Recorded data:
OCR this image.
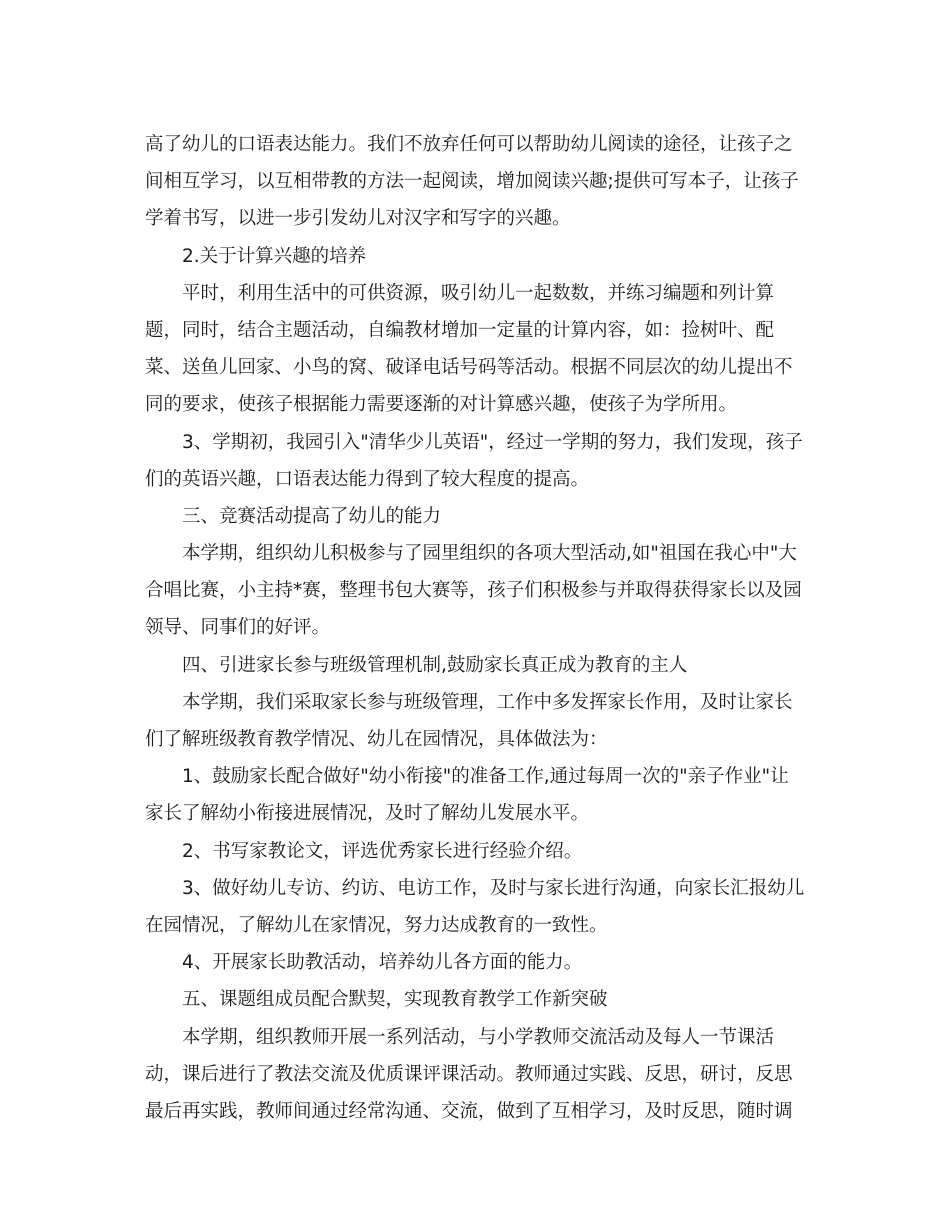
高了幼儿的口语表达能力。我们不放弃任何可以帮助幼儿阅读的途径，让孩子之
间相互学习，以互相带教的方法一起阅读，增加阅读兴趣;提供可写本子，让孩子
学着书写，以进一步引发幼儿对汉字和写字的兴趣。
2.关于计算兴趣的培养
平时，利用生活中的可供资源，吸引幼儿一起数数，并练习编题和列计算
题，同时，结合主题活动，自编教材增加一定量的计算内容，如：捡树叶、配
菜、送鱼儿回家、小鸟的窝、破译电话号码等活动。根据不同层次的幼儿提出不
同的要求，使孩子根据能力需要逐渐的对计算感兴趣，使孩子为学所用。
3、学期初，我园引入"清华少儿英语"，经过一学期的努力，我们发现，孩子
们的英语兴趣，口语表达能力得到了较大程度的提高。
三、竞赛活动提高了幼儿的能力
本学期，组织幼儿积极参与了园里组织的各项大型活动,如"祖国在我心中"大
合唱比赛，小主持*赛，整理书包大赛等，孩子们积极参与并取得获得家长以及园
领导、同事们的好评。
四、引进家长参与班级管理机制,鼓励家长真正成为教育的主人
本学期，我们采取家长参与班级管理，工作中多发挥家长作用，及时让家长
们了解班级教育教学情况、幼儿在园情况，具体做法为：
1、鼓励家长配合做好"幼小衔接"的准备工作,通过每周一次的"亲子作业"让
家长了解幼小衔接进展情况，及时了解幼儿发展水平。
2、书写家教论文，评选优秀家长进行经验介绍。
3、做好幼儿专访、约访、电访工作，及时与家长进行沟通，向家长汇报幼儿
在园情况，了解幼儿在家情况，努力达成教育的一致性。
4、开展家长助教活动，培养幼儿各方面的能力。
五、课题组成员配合默契，实现教育教学工作新突破
本学期，组织教师开展一系列活动，与小学教师交流活动及每人一节课活
动，课后进行了教法交流及优质课评课活动。教师通过实践、反思，研讨，反思
最后再实践，教师间通过经常沟通、交流，做到了互相学习，及时反思，随时调
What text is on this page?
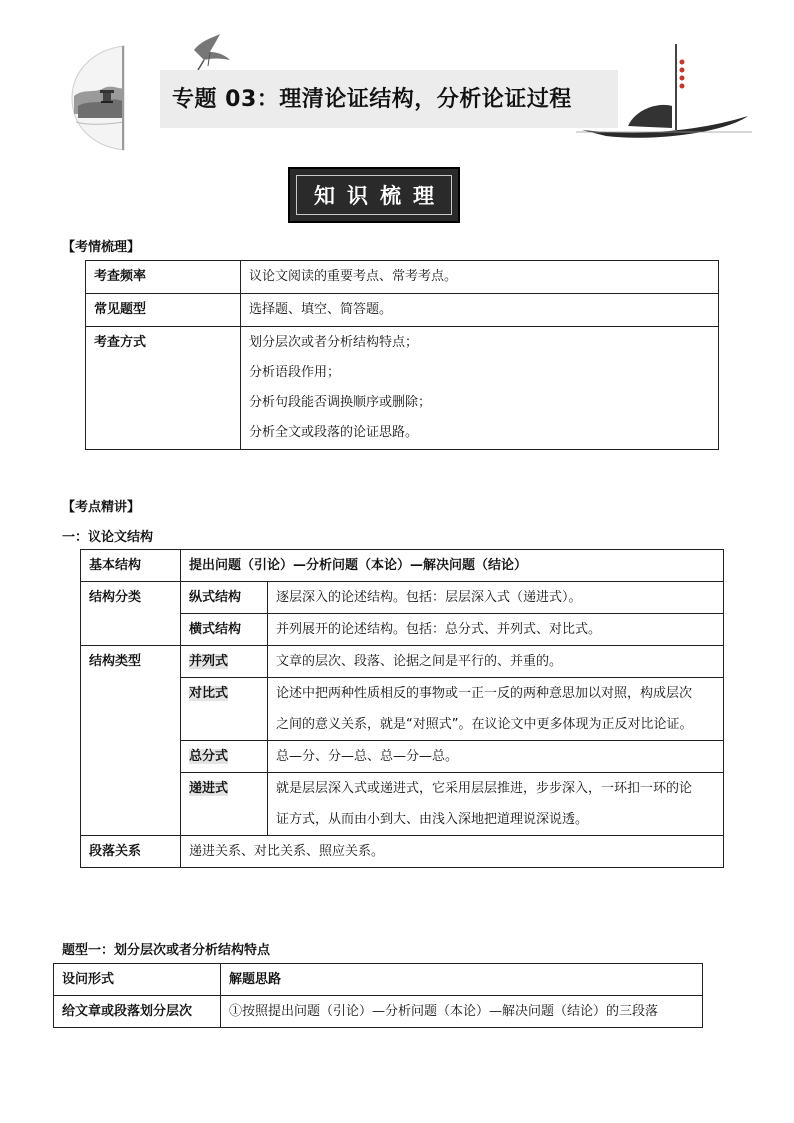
专题 03：理清论证结构，分析论证过程
知识梳理
【考情梳理】
考查频率	议论文阅读的重要考点、常考考点。
常见题型	选择题、填空、简答题。
考查方式	划分层次或者分析结构特点；
分析语段作用；
分析句段能否调换顺序或删除；
分析全文或段落的论证思路。
【考点精讲】
一：议论文结构
基本结构	提出问题（引论）—分析问题（本论）—解决问题（结论）	
结构分类	纵式结构	逐层深入的论述结构。包括：层层深入式（递进式）。
	横式结构	并列展开的论述结构。包括：总分式、并列式、对比式。
结构类型	并列式	文章的层次、段落、论据之间是平行的、并重的。
	对比式	论述中把两种性质相反的事物或一正一反的两种意思加以对照，构成层次
之间的意义关系，就是“对照式”。在议论文中更多体现为正反对比论证。

	总分式	总—分、分—总、总—分—总。
	递进式	就是层层深入式或递进式，它采用层层推进，步步深入，一环扣一环的论
证方式，从而由小到大、由浅入深地把道理说深说透。

段落关系	递进关系、对比关系、照应关系。	
题型一：划分层次或者分析结构特点
设问形式	解题思路
给文章或段落划分层次	①按照提出问题（引论）—分析问题（本论）—解决问题（结论）的三段落
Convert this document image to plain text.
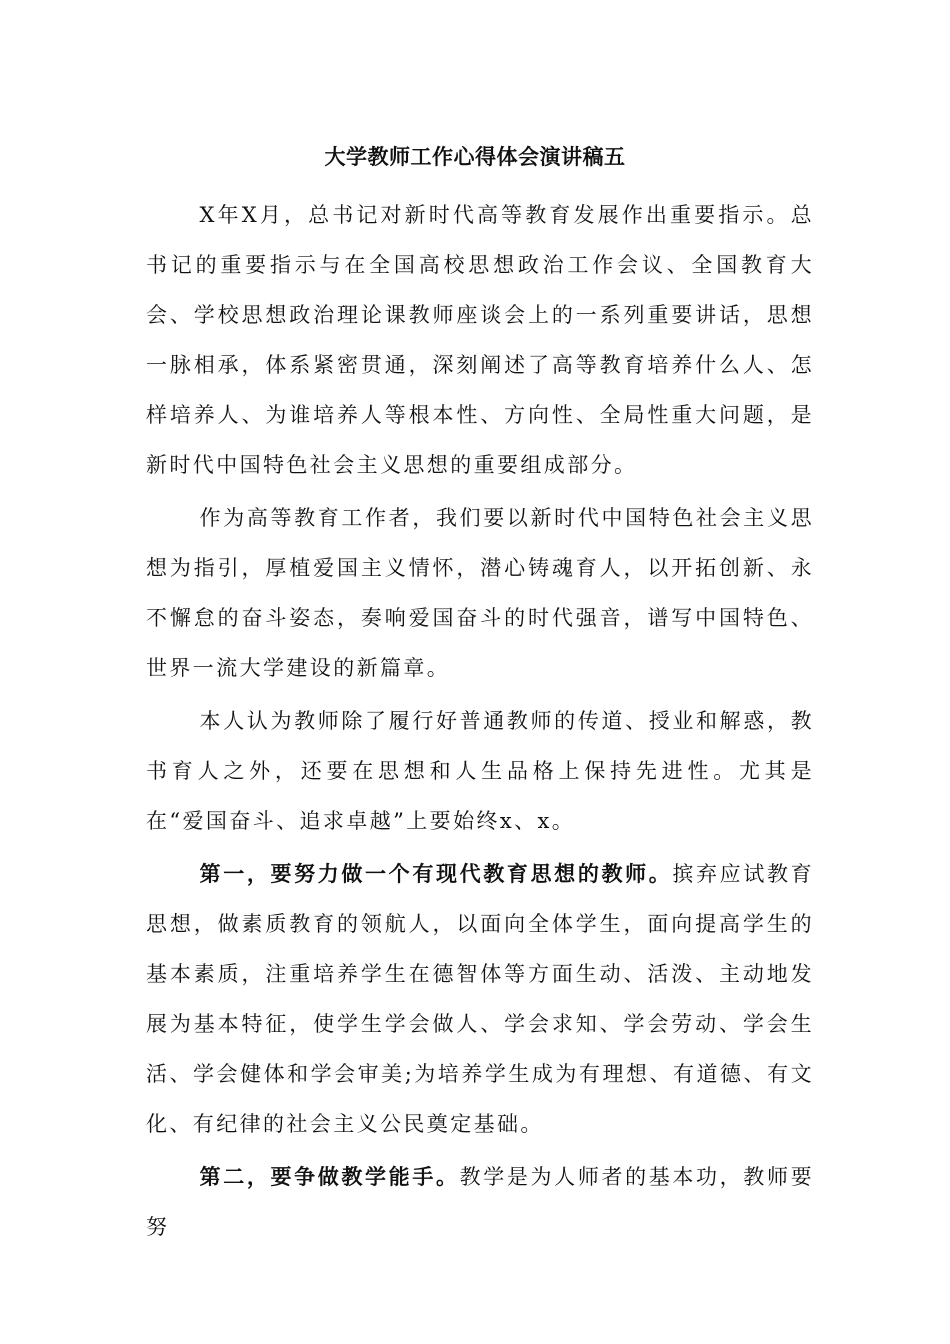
大学教师工作心得体会演讲稿五

X年X月，总书记对新时代高等教育发展作出重要指示。总书记的重要指示与在全国高校思想政治工作会议、全国教育大会、学校思想政治理论课教师座谈会上的一系列重要讲话，思想一脉相承，体系紧密贯通，深刻阐述了高等教育培养什么人、怎样培养人、为谁培养人等根本性、方向性、全局性重大问题，是新时代中国特色社会主义思想的重要组成部分。

作为高等教育工作者，我们要以新时代中国特色社会主义思想为指引，厚植爱国主义情怀，潜心铸魂育人，以开拓创新、永不懈怠的奋斗姿态，奏响爱国奋斗的时代强音，谱写中国特色、世界一流大学建设的新篇章。

本人认为教师除了履行好普通教师的传道、授业和解惑，教书育人之外，还要在思想和人生品格上保持先进性。尤其是在“爱国奋斗、追求卓越”上要始终x、x。

第一，要努力做一个有现代教育思想的教师。摈弃应试教育思想，做素质教育的领航人，以面向全体学生，面向提高学生的基本素质，注重培养学生在德智体等方面生动、活泼、主动地发展为基本特征，使学生学会做人、学会求知、学会劳动、学会生活、学会健体和学会审美;为培养学生成为有理想、有道德、有文化、有纪律的社会主义公民奠定基础。

第二，要争做教学能手。教学是为人师者的基本功，教师要努
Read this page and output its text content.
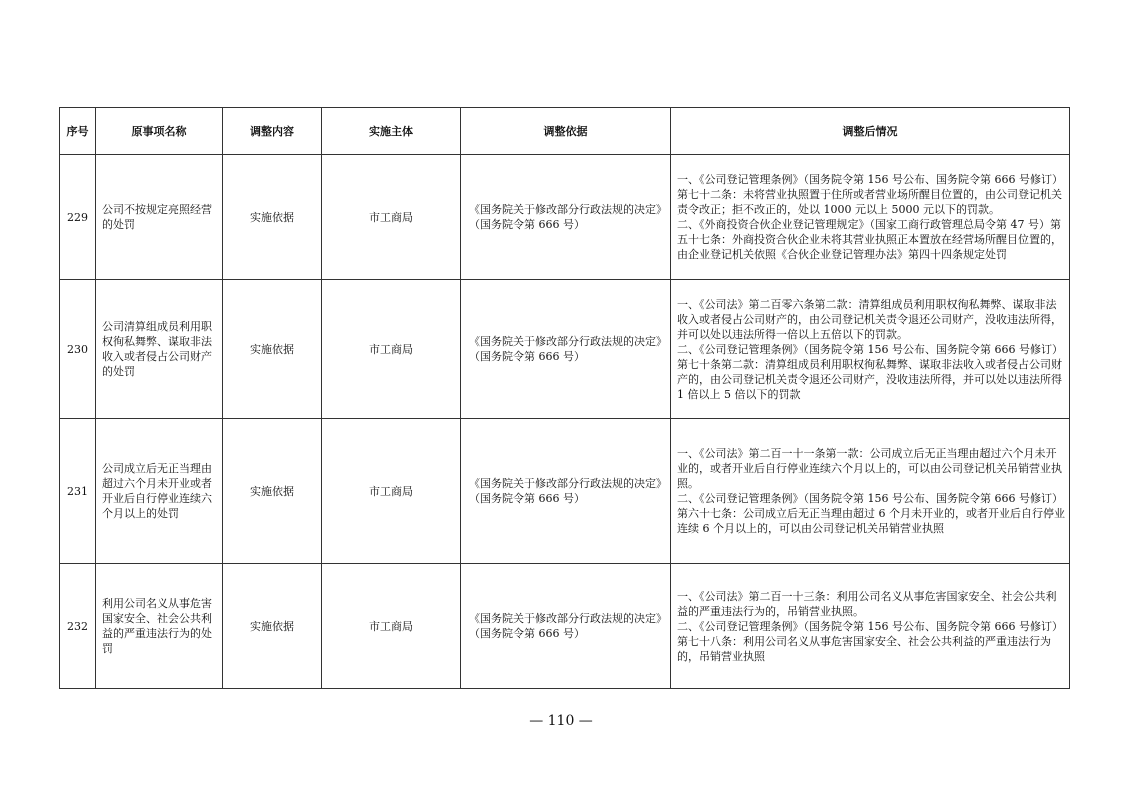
序号	原事项名称	调整内容	实施主体	调整依据	调整后情况
229	公司不按规定亮照经营的处罚	实施依据	市工商局	《国务院关于修改部分行政法规的决定》（国务院令第 666 号）	一、《公司登记管理条例》（国务院令第 156 号公布、国务院令第 666 号修订）第七十二条：未将营业执照置于住所或者营业场所醒目位置的，由公司登记机关责令改正；拒不改正的，处以 1000 元以上 5000 元以下的罚款。
二、《外商投资合伙企业登记管理规定》（国家工商行政管理总局令第 47 号）第五十七条：外商投资合伙企业未将其营业执照正本置放在经营场所醒目位置的，由企业登记机关依照《合伙企业登记管理办法》第四十四条规定处罚

230	公司清算组成员利用职权徇私舞弊、谋取非法收入或者侵占公司财产的处罚	实施依据	市工商局	《国务院关于修改部分行政法规的决定》（国务院令第 666 号）	一、《公司法》第二百零六条第二款：清算组成员利用职权徇私舞弊、谋取非法收入或者侵占公司财产的，由公司登记机关责令退还公司财产，没收违法所得，并可以处以违法所得一倍以上五倍以下的罚款。
二、《公司登记管理条例》（国务院令第 156 号公布、国务院令第 666 号修订）第七十条第二款：清算组成员利用职权徇私舞弊、谋取非法收入或者侵占公司财产的，由公司登记机关责令退还公司财产，没收违法所得，并可以处以违法所得 1 倍以上 5 倍以下的罚款

231	公司成立后无正当理由超过六个月未开业或者开业后自行停业连续六个月以上的处罚	实施依据	市工商局	《国务院关于修改部分行政法规的决定》（国务院令第 666 号）	一、《公司法》第二百一十一条第一款：公司成立后无正当理由超过六个月未开业的，或者开业后自行停业连续六个月以上的，可以由公司登记机关吊销营业执照。
二、《公司登记管理条例》（国务院令第 156 号公布、国务院令第 666 号修订）第六十七条：公司成立后无正当理由超过 6 个月未开业的，或者开业后自行停业连续 6 个月以上的，可以由公司登记机关吊销营业执照

232	利用公司名义从事危害国家安全、社会公共利益的严重违法行为的处罚	实施依据	市工商局	《国务院关于修改部分行政法规的决定》（国务院令第 666 号）	一、《公司法》第二百一十三条：利用公司名义从事危害国家安全、社会公共利益的严重违法行为的，吊销营业执照。
二、《公司登记管理条例》（国务院令第 156 号公布、国务院令第 666 号修订）第七十八条：利用公司名义从事危害国家安全、社会公共利益的严重违法行为的，吊销营业执照
— 110 —
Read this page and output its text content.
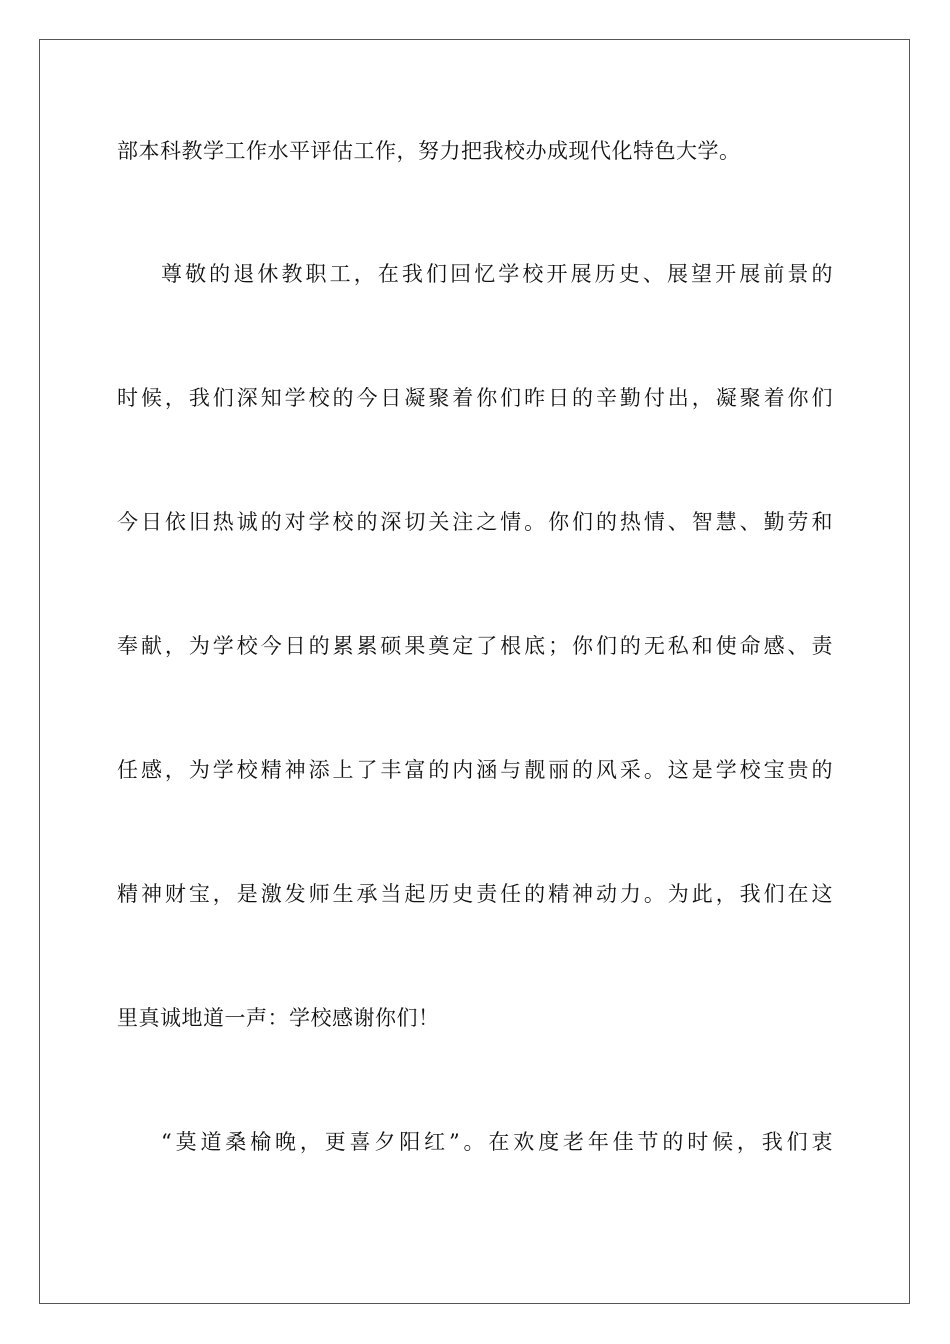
部本科教学工作水平评估工作，努力把我校办成现代化特色大学。
尊敬的退休教职工，在我们回忆学校开展历史、展望开展前景的
时候，我们深知学校的今日凝聚着你们昨日的辛勤付出，凝聚着你们
今日依旧热诚的对学校的深切关注之情。你们的热情、智慧、勤劳和
奉献，为学校今日的累累硕果奠定了根底；你们的无私和使命感、责
任感，为学校精神添上了丰富的内涵与靓丽的风采。这是学校宝贵的
精神财宝，是激发师生承当起历史责任的精神动力。为此，我们在这
里真诚地道一声：学校感谢你们！
“莫道桑榆晚，更喜夕阳红”。在欢度老年佳节的时候，我们衷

● TASK INSTRUCTIONS:
Gather, from the listing above, every line carrying the word "国务院关于修改部分行政法规的决定".

● RESPONSE BELOW:
229	公司不按规定亮照经营的处罚	实施依据	市工商局	《国务院关于修改部分行政法规的决定》（国务院令第 666 号）	一、《公司登记管理条例》（国务院令第 156 号公布、国务院令第 666 号修订）第七十二条：未将营业执照置于住所或者营业场所醒目位置的，由公司登记机关责令改正；拒不改正的，处以 1000 元以上 5000 元以下的罚款。
230	公司清算组成员利用职权徇私舞弊、谋取非法收入或者侵占公司财产的处罚	实施依据	市工商局	《国务院关于修改部分行政法规的决定》（国务院令第 666 号）	一、《公司法》第二百零六条第二款：清算组成员利用职权徇私舞弊、谋取非法收入或者侵占公司财产的，由公司登记机关责令退还公司财产，没收违法所得，并可以处以违法所得一倍以上五倍以下的罚款。
231	公司成立后无正当理由超过六个月未开业或者开业后自行停业连续六个月以上的处罚	实施依据	市工商局	《国务院关于修改部分行政法规的决定》（国务院令第 666 号）	一、《公司法》第二百一十一条第一款：公司成立后无正当理由超过六个月未开业的，或者开业后自行停业连续六个月以上的，可以由公司登记机关吊销营业执照。
232	利用公司名义从事危害国家安全、社会公共利益的严重违法行为的处罚	实施依据	市工商局	《国务院关于修改部分行政法规的决定》（国务院令第 666 号）	一、《公司法》第二百一十三条：利用公司名义从事危害国家安全、社会公共利益的严重违法行为的，吊销营业执照。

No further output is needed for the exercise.